PROBLEM DETAILS
Can you write out the whole listing exactly?

EXERCISE DATA
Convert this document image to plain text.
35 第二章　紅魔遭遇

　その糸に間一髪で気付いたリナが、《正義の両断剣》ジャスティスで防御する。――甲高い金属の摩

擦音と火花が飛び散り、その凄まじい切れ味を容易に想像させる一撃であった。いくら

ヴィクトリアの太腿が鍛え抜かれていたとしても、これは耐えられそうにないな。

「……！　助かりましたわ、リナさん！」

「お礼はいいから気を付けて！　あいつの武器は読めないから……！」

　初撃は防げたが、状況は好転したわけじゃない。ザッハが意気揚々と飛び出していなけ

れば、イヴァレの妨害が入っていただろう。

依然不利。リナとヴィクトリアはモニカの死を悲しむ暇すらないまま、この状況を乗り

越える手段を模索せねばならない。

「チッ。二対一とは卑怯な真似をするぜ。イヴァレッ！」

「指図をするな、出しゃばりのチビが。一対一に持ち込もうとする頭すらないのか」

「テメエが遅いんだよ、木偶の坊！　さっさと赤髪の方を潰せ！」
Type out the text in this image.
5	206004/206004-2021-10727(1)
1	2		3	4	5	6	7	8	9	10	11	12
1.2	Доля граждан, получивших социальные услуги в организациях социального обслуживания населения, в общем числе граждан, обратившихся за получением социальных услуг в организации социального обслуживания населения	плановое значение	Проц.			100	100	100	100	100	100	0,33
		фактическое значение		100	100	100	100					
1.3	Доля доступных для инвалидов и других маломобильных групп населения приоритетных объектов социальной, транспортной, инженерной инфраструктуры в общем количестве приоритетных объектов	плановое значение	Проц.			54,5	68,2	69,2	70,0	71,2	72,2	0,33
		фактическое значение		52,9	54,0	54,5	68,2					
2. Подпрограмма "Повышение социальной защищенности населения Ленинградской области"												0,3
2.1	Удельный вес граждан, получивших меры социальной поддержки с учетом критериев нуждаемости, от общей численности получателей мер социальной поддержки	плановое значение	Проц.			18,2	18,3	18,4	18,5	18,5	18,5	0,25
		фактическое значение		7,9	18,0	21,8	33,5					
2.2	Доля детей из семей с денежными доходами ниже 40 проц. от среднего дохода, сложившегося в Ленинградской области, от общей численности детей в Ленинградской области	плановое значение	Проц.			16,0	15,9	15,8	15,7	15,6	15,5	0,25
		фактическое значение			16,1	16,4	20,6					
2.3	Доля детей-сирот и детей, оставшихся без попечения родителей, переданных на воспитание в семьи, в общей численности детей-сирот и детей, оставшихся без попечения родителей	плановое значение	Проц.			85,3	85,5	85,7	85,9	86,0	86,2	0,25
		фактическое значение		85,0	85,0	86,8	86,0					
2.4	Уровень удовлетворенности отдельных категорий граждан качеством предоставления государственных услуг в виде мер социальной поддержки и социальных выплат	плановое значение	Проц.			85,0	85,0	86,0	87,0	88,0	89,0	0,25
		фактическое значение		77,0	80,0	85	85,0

PROBLEM SOLUTION
Convert this document image to plain text.
35 第二章　紅魔遭遇

　その糸に間一髪で気付いたリナが、《正義の両断剣》ジャスティスで防御する。――甲高い金属の摩

擦音と火花が飛び散り、その凄まじい切れ味を容易に想像させる一撃であった。いくら

ヴィクトリアの太腿が鍛え抜かれていたとしても、これは耐えられそうにないな。

「……！　助かりましたわ、リナさん！」

「お礼はいいから気を付けて！　あいつの武器は読めないから……！」

　初撃は防げたが、状況は好転したわけじゃない。ザッハが意気揚々と飛び出していなけ

れば、イヴァレの妨害が入っていただろう。

依然不利。リナとヴィクトリアはモニカの死を悲しむ暇すらないまま、この状況を乗り

越える手段を模索せねばならない。

「チッ。二対一とは卑怯な真似をするぜ。イヴァレッ！」

「指図をするな、出しゃばりのチビが。一対一に持ち込もうとする頭すらないのか」

「テメエが遅いんだよ、木偶の坊！　さっさと赤髪の方を潰せ！」
Type out the text in this image.
5	206004/206004-2021-10727(1)
1	2		3	4	5	6	7	8	9	10	11	12
1.2	Доля граждан, получивших социальные услуги в организациях социального обслуживания населения, в общем числе граждан, обратившихся за получением социальных услуг в организации социального обслуживания населения	плановое значение	Проц.			100	100	100	100	100	100	0,33
		фактическое значение		100	100	100	100					
1.3	Доля доступных для инвалидов и других маломобильных групп населения приоритетных объектов социальной, транспортной, инженерной инфраструктуры в общем количестве приоритетных объектов	плановое значение	Проц.			54,5	68,2	69,2	70,0	71,2	72,2	0,33
		фактическое значение		52,9	54,0	54,5	68,2					
2. Подпрограмма "Повышение социальной защищенности населения Ленинградской области"												0,3
2.1	Удельный вес граждан, получивших меры социальной поддержки с учетом критериев нуждаемости, от общей численности получателей мер социальной поддержки	плановое значение	Проц.			18,2	18,3	18,4	18,5	18,5	18,5	0,25
		фактическое значение		7,9	18,0	21,8	33,5					
2.2	Доля детей из семей с денежными доходами ниже 40 проц. от среднего дохода, сложившегося в Ленинградской области, от общей численности детей в Ленинградской области	плановое значение	Проц.			16,0	15,9	15,8	15,7	15,6	15,5	0,25
		фактическое значение			16,1	16,4	20,6					
2.3	Доля детей-сирот и детей, оставшихся без попечения родителей, переданных на воспитание в семьи, в общей численности детей-сирот и детей, оставшихся без попечения родителей	плановое значение	Проц.			85,3	85,5	85,7	85,9	86,0	86,2	0,25
		фактическое значение		85,0	85,0	86,8	86,0					
2.4	Уровень удовлетворенности отдельных категорий граждан качеством предоставления государственных услуг в виде мер социальной поддержки и социальных выплат	плановое значение	Проц.			85,0	85,0	86,0	87,0	88,0	89,0	0,25
		фактическое значение		77,0	80,0	85	85,0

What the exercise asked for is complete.